Exercise prompt: Each line below must be set down exactly; omit any image you find.

-- BEGIN --

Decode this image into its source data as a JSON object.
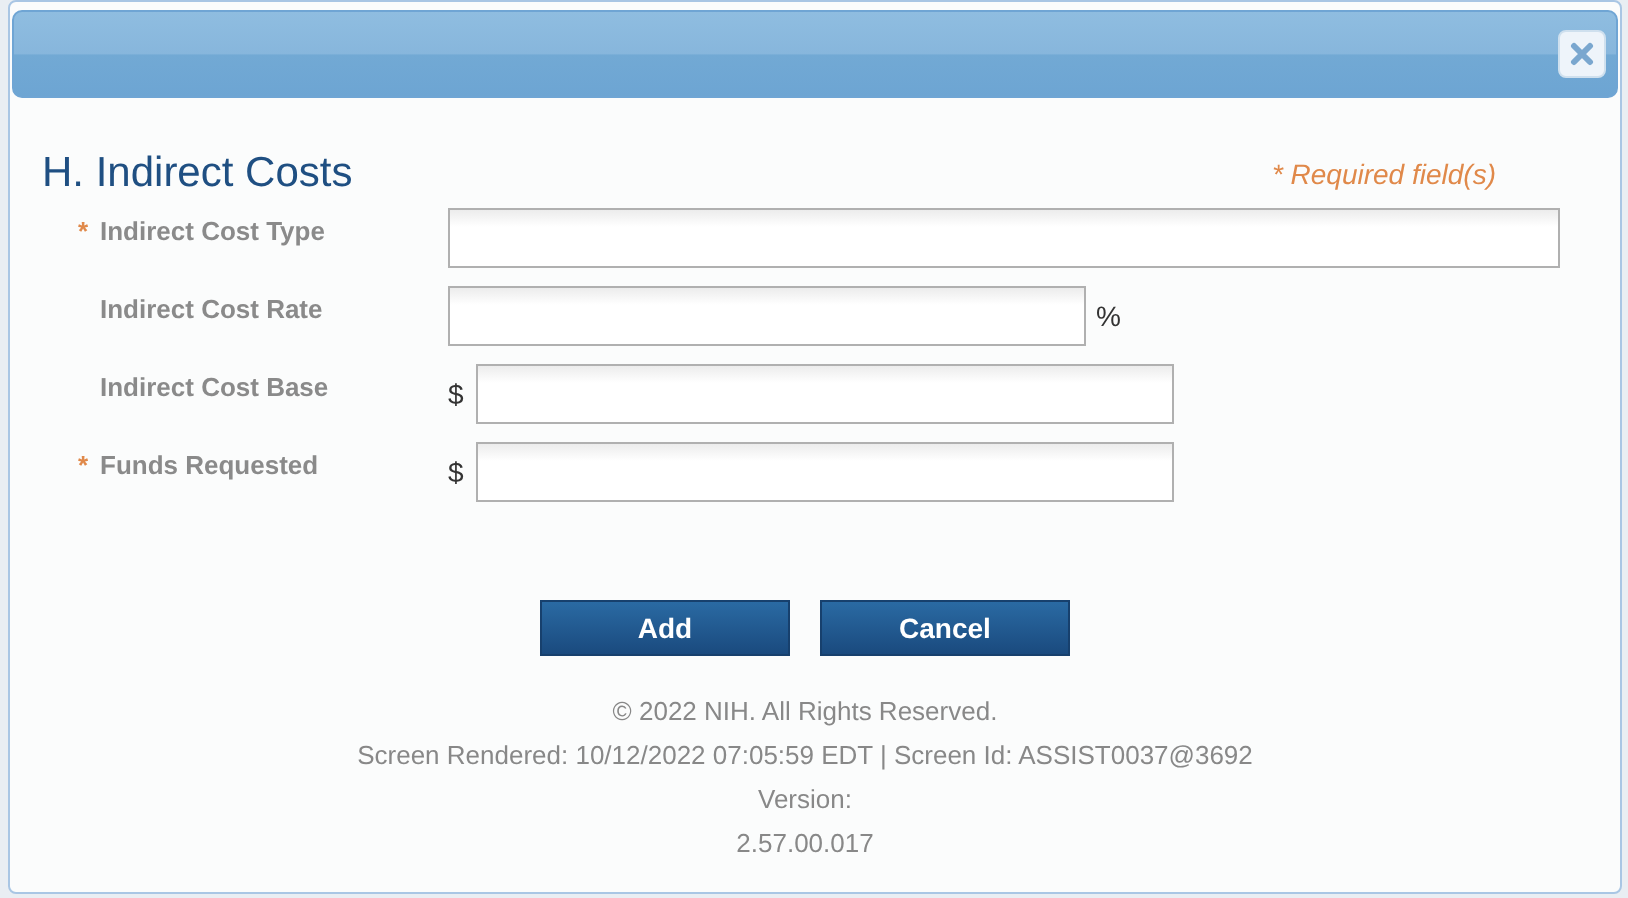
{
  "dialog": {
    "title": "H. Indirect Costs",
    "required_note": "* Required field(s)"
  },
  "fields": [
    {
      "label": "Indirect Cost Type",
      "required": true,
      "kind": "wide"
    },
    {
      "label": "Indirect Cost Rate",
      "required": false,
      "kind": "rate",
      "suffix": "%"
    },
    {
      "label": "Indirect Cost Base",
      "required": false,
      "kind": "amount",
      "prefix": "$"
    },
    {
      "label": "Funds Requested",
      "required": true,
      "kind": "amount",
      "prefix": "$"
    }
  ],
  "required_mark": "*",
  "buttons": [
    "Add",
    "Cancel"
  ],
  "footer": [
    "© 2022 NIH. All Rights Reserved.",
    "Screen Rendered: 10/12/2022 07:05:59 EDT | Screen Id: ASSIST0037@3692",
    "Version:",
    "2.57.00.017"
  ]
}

-- END --

Full solution:
Decode this image into its source data as a JSON object.
{
  "dialog": {
    "title": "H. Indirect Costs",
    "required_note": "* Required field(s)"
  },
  "fields": [
    {
      "label": "Indirect Cost Type",
      "required": true,
      "kind": "wide"
    },
    {
      "label": "Indirect Cost Rate",
      "required": false,
      "kind": "rate",
      "suffix": "%"
    },
    {
      "label": "Indirect Cost Base",
      "required": false,
      "kind": "amount",
      "prefix": "$"
    },
    {
      "label": "Funds Requested",
      "required": true,
      "kind": "amount",
      "prefix": "$"
    }
  ],
  "required_mark": "*",
  "buttons": [
    "Add",
    "Cancel"
  ],
  "footer": [
    "© 2022 NIH. All Rights Reserved.",
    "Screen Rendered: 10/12/2022 07:05:59 EDT | Screen Id: ASSIST0037@3692",
    "Version:",
    "2.57.00.017"
  ]
}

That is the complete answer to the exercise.